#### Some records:

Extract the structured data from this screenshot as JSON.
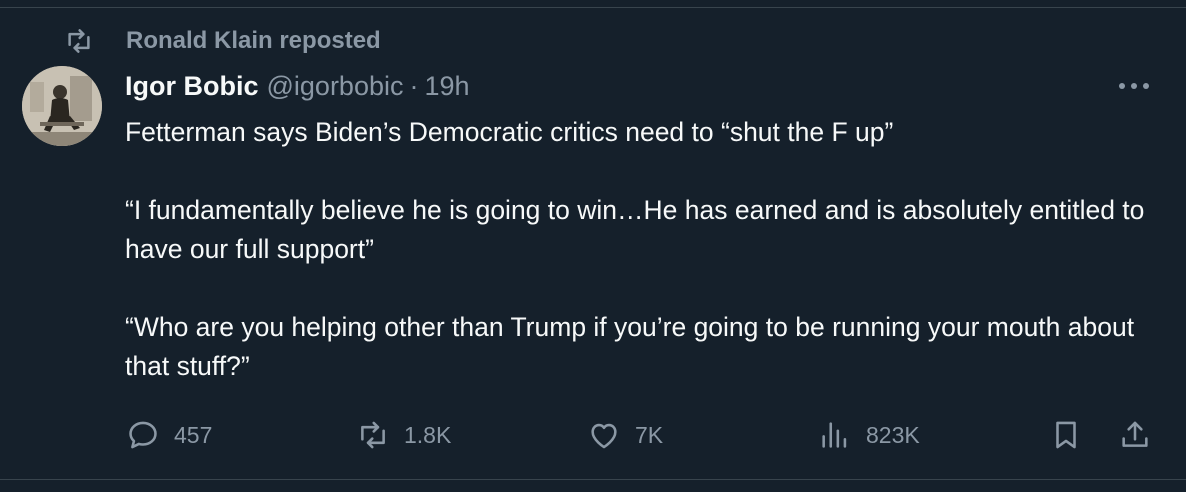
{
  "repost": {
    "label": "Ronald Klain reposted"
  },
  "tweet": {
    "author_name": "Igor Bobic",
    "author_handle": "@igorbobic",
    "separator": "·",
    "time": "19h",
    "paragraphs": [
      "Fetterman says Biden’s Democratic critics need to “shut the F up”",
      "“I fundamentally believe he is going to win…He has earned and is absolutely entitled to have our full support”",
      "“Who are you helping other than Trump if you’re going to be running your mouth about that stuff?”"
    ]
  },
  "actions": {
    "replies": "457",
    "reposts": "1.8K",
    "likes": "7K",
    "views": "823K"
  },
  "icons": {
    "repost": "repost-icon",
    "more": "more-icon",
    "reply": "reply-icon",
    "like": "heart-icon",
    "views": "views-icon",
    "bookmark": "bookmark-icon",
    "share": "share-icon"
  },
  "colors": {
    "background": "#15202b",
    "text": "#f7f9f9",
    "muted": "#8b98a5",
    "divider": "#38444d"
  }
}
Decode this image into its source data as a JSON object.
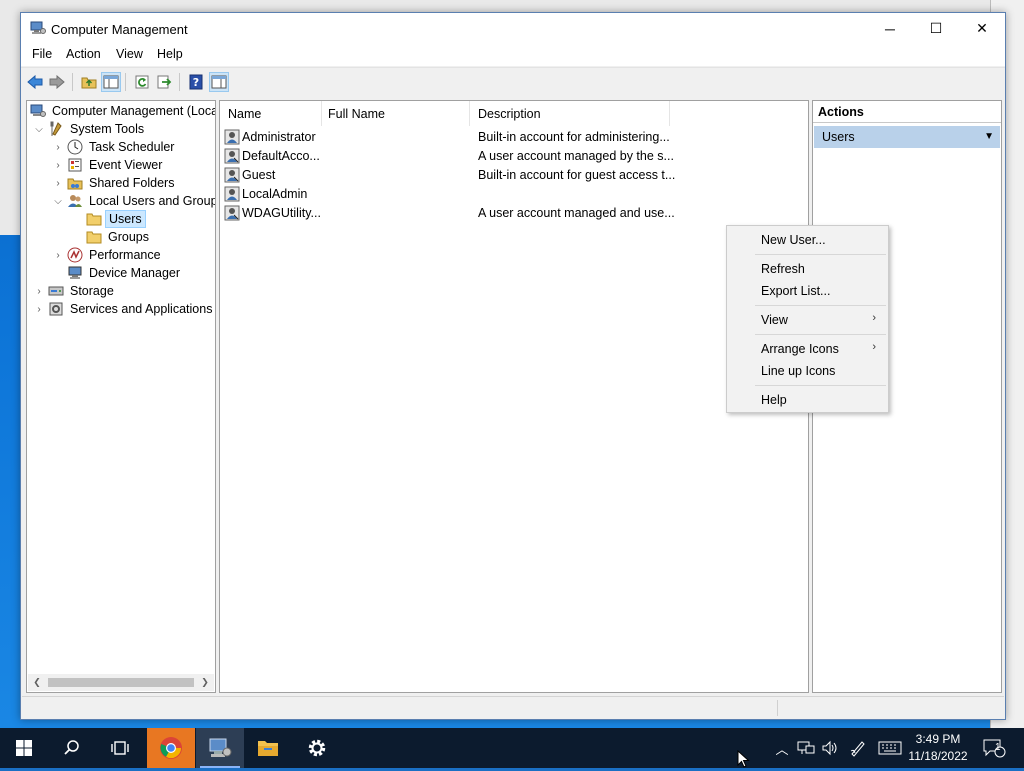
{
  "window": {
    "title": "Computer Management",
    "minimize_glyph": "─",
    "maximize_glyph": "☐",
    "close_glyph": "✕"
  },
  "menu": [
    "File",
    "Action",
    "View",
    "Help"
  ],
  "toolbar": {
    "icons": [
      "back-arrow-icon",
      "forward-arrow-icon",
      "up-folder-icon",
      "show-hide-console-tree-icon",
      "refresh-icon",
      "export-list-icon",
      "help-icon",
      "show-hide-action-pane-icon"
    ]
  },
  "tree": {
    "root": "Computer Management (Local",
    "system_tools": "System Tools",
    "task_scheduler": "Task Scheduler",
    "event_viewer": "Event Viewer",
    "shared_folders": "Shared Folders",
    "local_users_groups": "Local Users and Groups",
    "users": "Users",
    "groups": "Groups",
    "performance": "Performance",
    "device_manager": "Device Manager",
    "storage": "Storage",
    "services_apps": "Services and Applications"
  },
  "list": {
    "columns": [
      "Name",
      "Full Name",
      "Description"
    ],
    "rows": [
      {
        "name": "Administrator",
        "full_name": "",
        "description": "Built-in account for administering..."
      },
      {
        "name": "DefaultAcco...",
        "full_name": "",
        "description": "A user account managed by the s..."
      },
      {
        "name": "Guest",
        "full_name": "",
        "description": "Built-in account for guest access t..."
      },
      {
        "name": "LocalAdmin",
        "full_name": "",
        "description": ""
      },
      {
        "name": "WDAGUtility...",
        "full_name": "",
        "description": "A user account managed and use..."
      }
    ]
  },
  "actions": {
    "header": "Actions",
    "section": "Users"
  },
  "context_menu": {
    "new_user": "New User...",
    "refresh": "Refresh",
    "export_list": "Export List...",
    "view": "View",
    "arrange_icons": "Arrange Icons",
    "line_up_icons": "Line up Icons",
    "help": "Help"
  },
  "taskbar": {
    "time": "3:49 PM",
    "date": "11/18/2022",
    "notification_count": "1"
  },
  "colors": {
    "selection": "#cce8ff",
    "actions_section_bg": "#b9d1ea",
    "taskbar_bg": "#0c1b2e",
    "desktop_blue": "#0d75d8"
  }
}
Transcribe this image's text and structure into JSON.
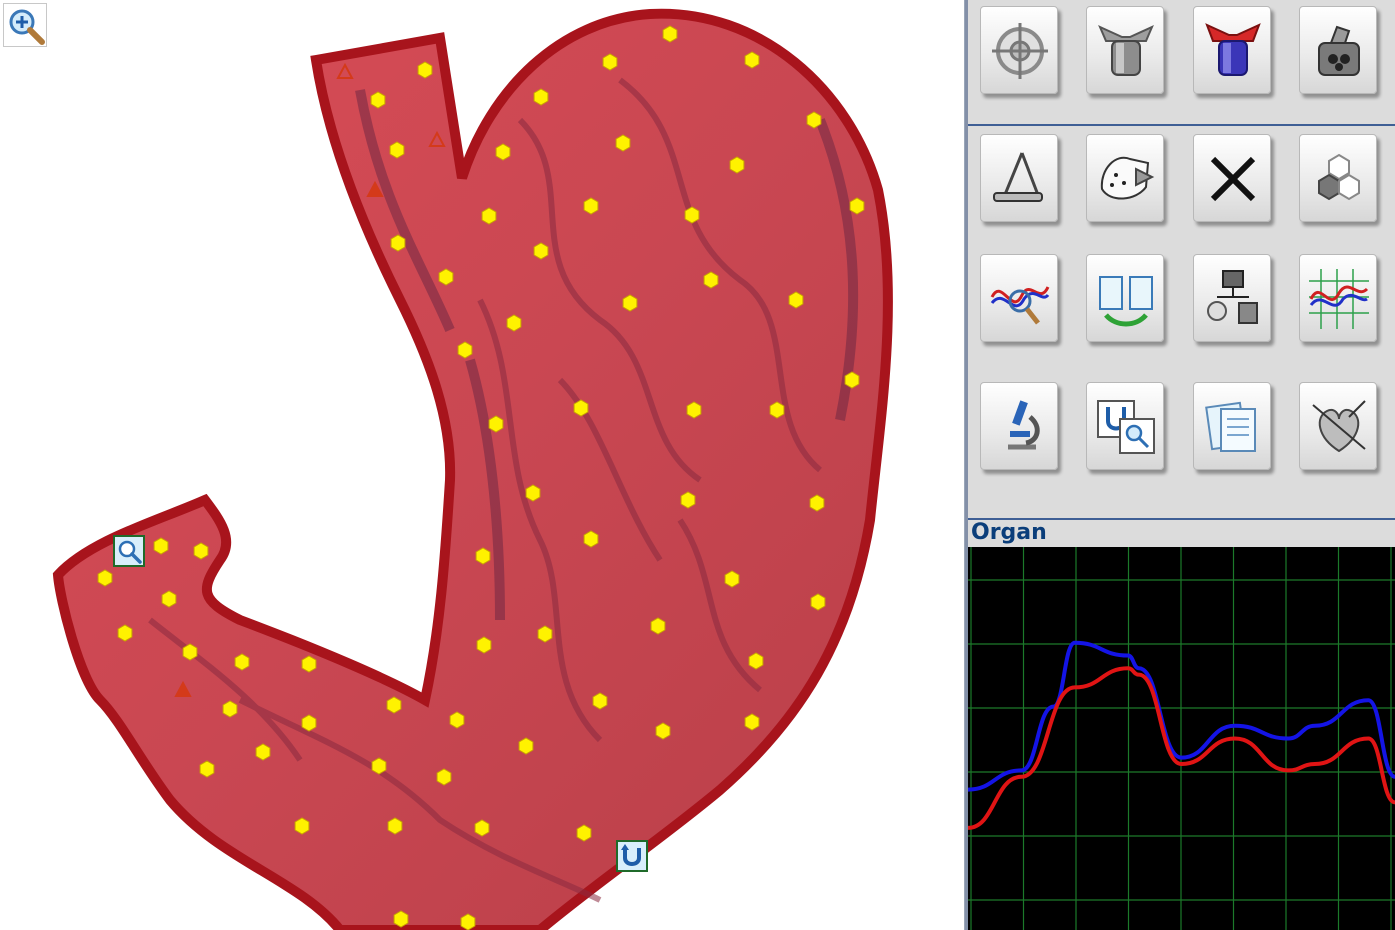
{
  "panel": {
    "organ_label": "Organ"
  },
  "icons": {
    "zoom": "zoom-in-icon",
    "marker_search": "magnifier-icon",
    "marker_curve": "u-curve-icon"
  },
  "toolbar": {
    "rows": [
      [
        "target-icon",
        "gray-funnel-icon",
        "red-blue-funnel-icon",
        "machine-icon"
      ],
      [
        "compass-icon",
        "map-pointer-icon",
        "close-x-icon",
        "hexagons-icon"
      ],
      [
        "wave-magnifier-icon",
        "compare-documents-icon",
        "organ-diagram-icon",
        "graph-lines-icon"
      ],
      [
        "microscope-icon",
        "search-window-icon",
        "notes-icon",
        "heart-icon"
      ]
    ]
  },
  "colors": {
    "marker_fill": "#fff200",
    "marker_stroke": "#c9a400",
    "triangle_fill": "#d43a1a",
    "grid": "#1c7a2a",
    "series_blue": "#1414e6",
    "series_red": "#e01414",
    "panel_title": "#0b3e7a"
  },
  "chart_data": {
    "type": "line",
    "grid": true,
    "xlim": [
      0,
      8
    ],
    "ylim": [
      0,
      6
    ],
    "series": [
      {
        "color": "#1414e6",
        "x": [
          0,
          1,
          1.6,
          2,
          3,
          3.2,
          4,
          5,
          6,
          6.5,
          7.5,
          8
        ],
        "y": [
          2.2,
          2.5,
          3.5,
          4.5,
          4.3,
          4.1,
          2.7,
          3.2,
          3.0,
          3.2,
          3.6,
          2.4
        ]
      },
      {
        "color": "#e01414",
        "x": [
          0,
          1,
          2,
          3,
          3.2,
          4,
          5,
          6,
          6.5,
          7.5,
          8
        ],
        "y": [
          1.6,
          2.4,
          3.8,
          4.1,
          4.0,
          2.6,
          3.0,
          2.5,
          2.6,
          3.0,
          2.0
        ]
      }
    ]
  }
}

#### What is expected:
Check each line of the data above for the string "show", then report how many lines have it, with no other words.

#### Correct output:
2